=== Goal ===
Provide the count of lines that hold "structure" and no other output.

=== Available records ===

--- --- ---

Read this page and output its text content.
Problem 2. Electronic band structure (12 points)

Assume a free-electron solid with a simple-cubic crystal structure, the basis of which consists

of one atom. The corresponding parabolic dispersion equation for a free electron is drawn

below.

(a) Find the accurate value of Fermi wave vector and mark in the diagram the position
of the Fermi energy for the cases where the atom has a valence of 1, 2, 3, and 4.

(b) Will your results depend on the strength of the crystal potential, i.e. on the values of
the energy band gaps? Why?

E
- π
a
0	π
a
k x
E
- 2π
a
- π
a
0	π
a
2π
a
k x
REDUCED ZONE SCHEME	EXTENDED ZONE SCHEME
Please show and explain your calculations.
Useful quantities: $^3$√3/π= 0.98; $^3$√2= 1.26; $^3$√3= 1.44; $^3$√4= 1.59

--- --- ---

=== Solution to this exercise ===
2